# Do this:
Find the line with "Convert this chart", then retype it and each later line through the last, exactly. Leave out pictures.
## Start Excerpted records
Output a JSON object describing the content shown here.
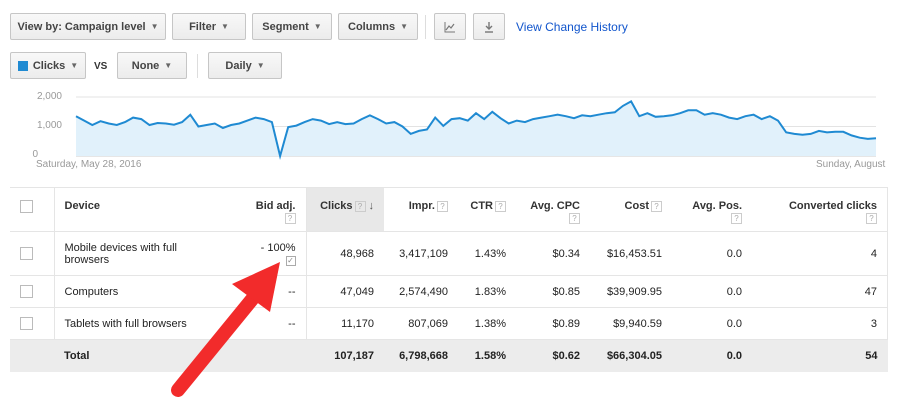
{
  "toolbar": {
    "view_by": "View by: Campaign level",
    "filter": "Filter",
    "segment": "Segment",
    "columns": "Columns",
    "chart_icon": "line-chart-icon",
    "download_icon": "download-icon",
    "change_history": "View Change History"
  },
  "chart_controls": {
    "metric1": "Clicks",
    "metric1_color": "#1f8ad2",
    "vs": "VS",
    "metric2": "None",
    "period": "Daily"
  },
  "chart_data": {
    "type": "area",
    "title": "",
    "xlabel": "",
    "ylabel": "",
    "ylim": [
      0,
      2000
    ],
    "yticks": [
      "2,000",
      "1,000",
      "0"
    ],
    "x_start": "Saturday, May 28, 2016",
    "x_end": "Sunday, August",
    "series": [
      {
        "values": [
          1350,
          1200,
          1050,
          1180,
          1100,
          1050,
          1150,
          1300,
          1250,
          1050,
          1120,
          1100,
          1060,
          1150,
          1400,
          1000,
          1050,
          1100,
          950,
          1050,
          1100,
          1200,
          1300,
          1250,
          1150,
          0,
          980,
          1030,
          1150,
          1250,
          1200,
          1080,
          1150,
          1080,
          1100,
          1250,
          1380,
          1250,
          1100,
          1150,
          1000,
          750,
          850,
          900,
          1300,
          1020,
          1250,
          1280,
          1200,
          1450,
          1250,
          1500,
          1280,
          1100,
          1200,
          1150,
          1250,
          1300,
          1350,
          1400,
          1350,
          1280,
          1380,
          1350,
          1400,
          1450,
          1480,
          1700,
          1850,
          1350,
          1450,
          1330,
          1350,
          1380,
          1450,
          1550,
          1550,
          1400,
          1450,
          1400,
          1300,
          1250,
          1350,
          1400,
          1250,
          1350,
          1200,
          800,
          750,
          720,
          750,
          850,
          800,
          820,
          820,
          700,
          620,
          580,
          600
        ]
      }
    ]
  },
  "table": {
    "headers": {
      "device": "Device",
      "bid_adj": "Bid adj.",
      "clicks": "Clicks",
      "impr": "Impr.",
      "ctr": "CTR",
      "avg_cpc": "Avg. CPC",
      "cost": "Cost",
      "avg_pos": "Avg. Pos.",
      "converted": "Converted clicks",
      "help": "?",
      "sort": "↓"
    },
    "rows": [
      {
        "device1": "Mobile devices with full",
        "device2": "browsers",
        "bid_adj": "- 100%",
        "clicks": "48,968",
        "impr": "3,417,109",
        "ctr": "1.43%",
        "avg_cpc": "$0.34",
        "cost": "$16,453.51",
        "avg_pos": "0.0",
        "converted": "4"
      },
      {
        "device1": "Computers",
        "device2": "",
        "bid_adj": "--",
        "clicks": "47,049",
        "impr": "2,574,490",
        "ctr": "1.83%",
        "avg_cpc": "$0.85",
        "cost": "$39,909.95",
        "avg_pos": "0.0",
        "converted": "47"
      },
      {
        "device1": "Tablets with full browsers",
        "device2": "",
        "bid_adj": "--",
        "clicks": "11,170",
        "impr": "807,069",
        "ctr": "1.38%",
        "avg_cpc": "$0.89",
        "cost": "$9,940.59",
        "avg_pos": "0.0",
        "converted": "3"
      }
    ],
    "total": {
      "label": "Total",
      "clicks": "107,187",
      "impr": "6,798,668",
      "ctr": "1.58%",
      "avg_cpc": "$0.62",
      "cost": "$66,304.05",
      "avg_pos": "0.0",
      "converted": "54"
    }
  },
  "annotation": {
    "arrow_color": "#f22b2b"
  }
}
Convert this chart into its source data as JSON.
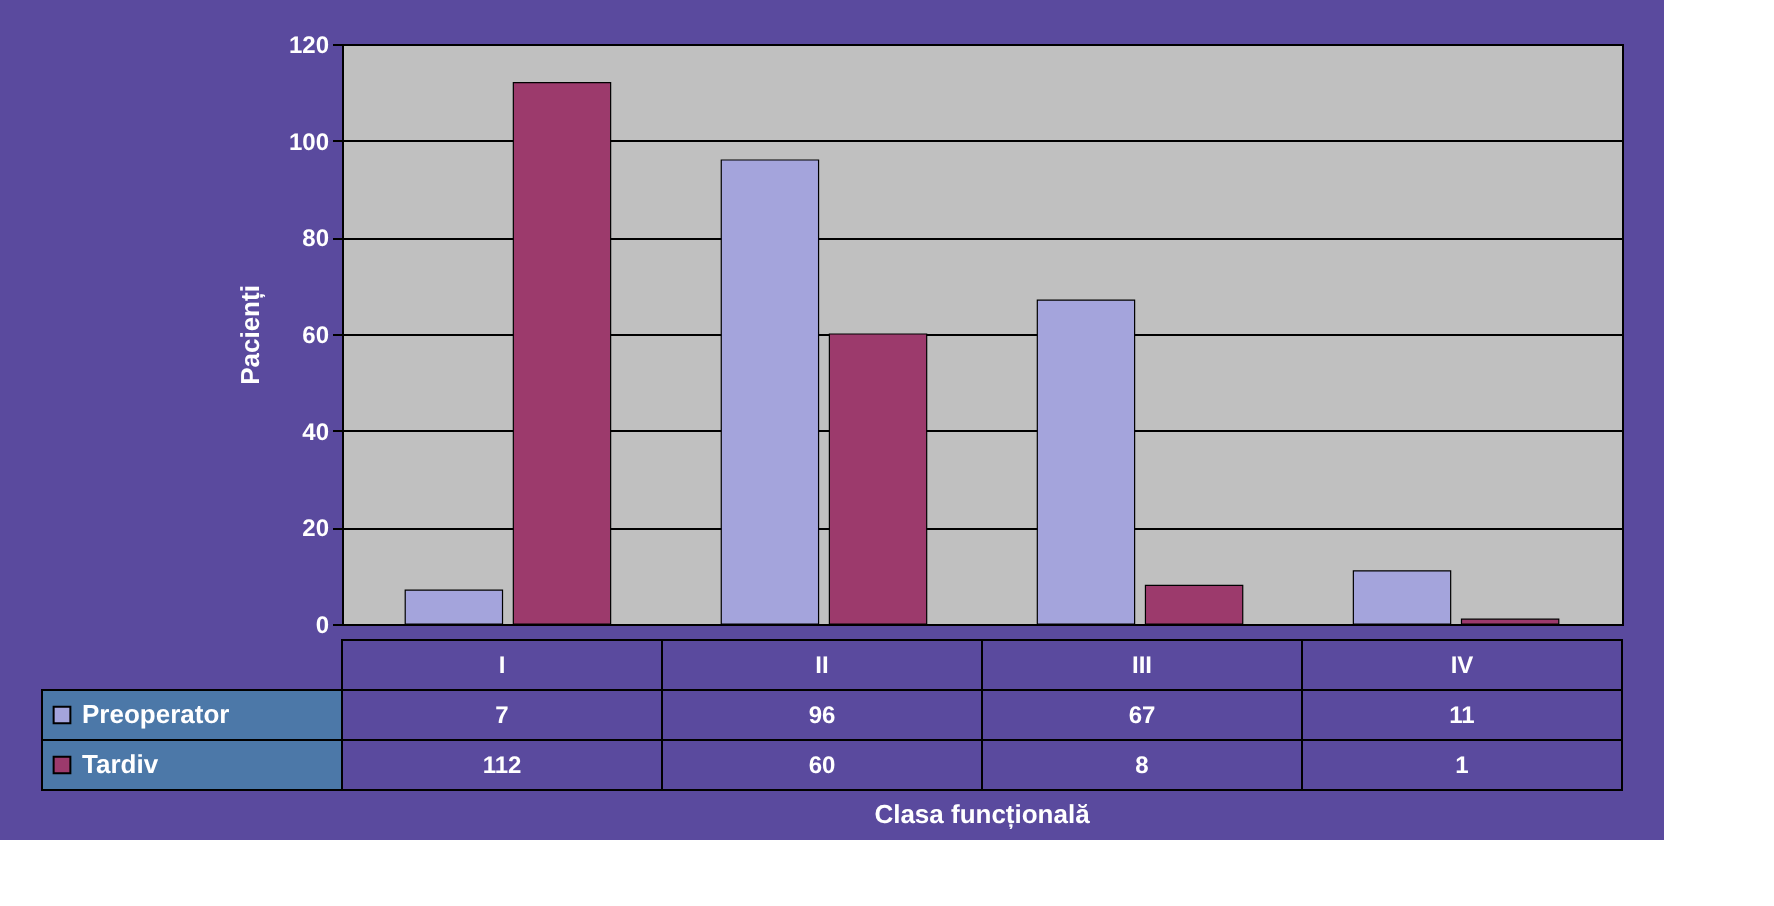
{
  "chart_data": {
    "type": "bar",
    "xlabel": "Clasa funcțională",
    "ylabel": "Pacienți",
    "categories": [
      "I",
      "II",
      "III",
      "IV"
    ],
    "series": [
      {
        "name": "Preoperator",
        "color": "#a4a4dc",
        "values": [
          7,
          96,
          67,
          11
        ]
      },
      {
        "name": "Tardiv",
        "color": "#9c3a6c",
        "values": [
          112,
          60,
          8,
          1
        ]
      }
    ],
    "ylim": [
      0,
      120
    ],
    "yticks": [
      0,
      20,
      40,
      60,
      80,
      100,
      120
    ],
    "grid": "y",
    "legend": "bottom left",
    "data_labels": true
  }
}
## End Excerpted records
# Exercise result:
Convert this chart into its source data as JSON.
{
  "chart_data": {
    "type": "bar",
    "xlabel": "Clasa funcțională",
    "ylabel": "Pacienți",
    "categories": [
      "I",
      "II",
      "III",
      "IV"
    ],
    "series": [
      {
        "name": "Preoperator",
        "color": "#a4a4dc",
        "values": [
          7,
          96,
          67,
          11
        ]
      },
      {
        "name": "Tardiv",
        "color": "#9c3a6c",
        "values": [
          112,
          60,
          8,
          1
        ]
      }
    ],
    "ylim": [
      0,
      120
    ],
    "yticks": [
      0,
      20,
      40,
      60,
      80,
      100,
      120
    ],
    "grid": "y",
    "legend": "bottom left",
    "data_labels": true
  }
}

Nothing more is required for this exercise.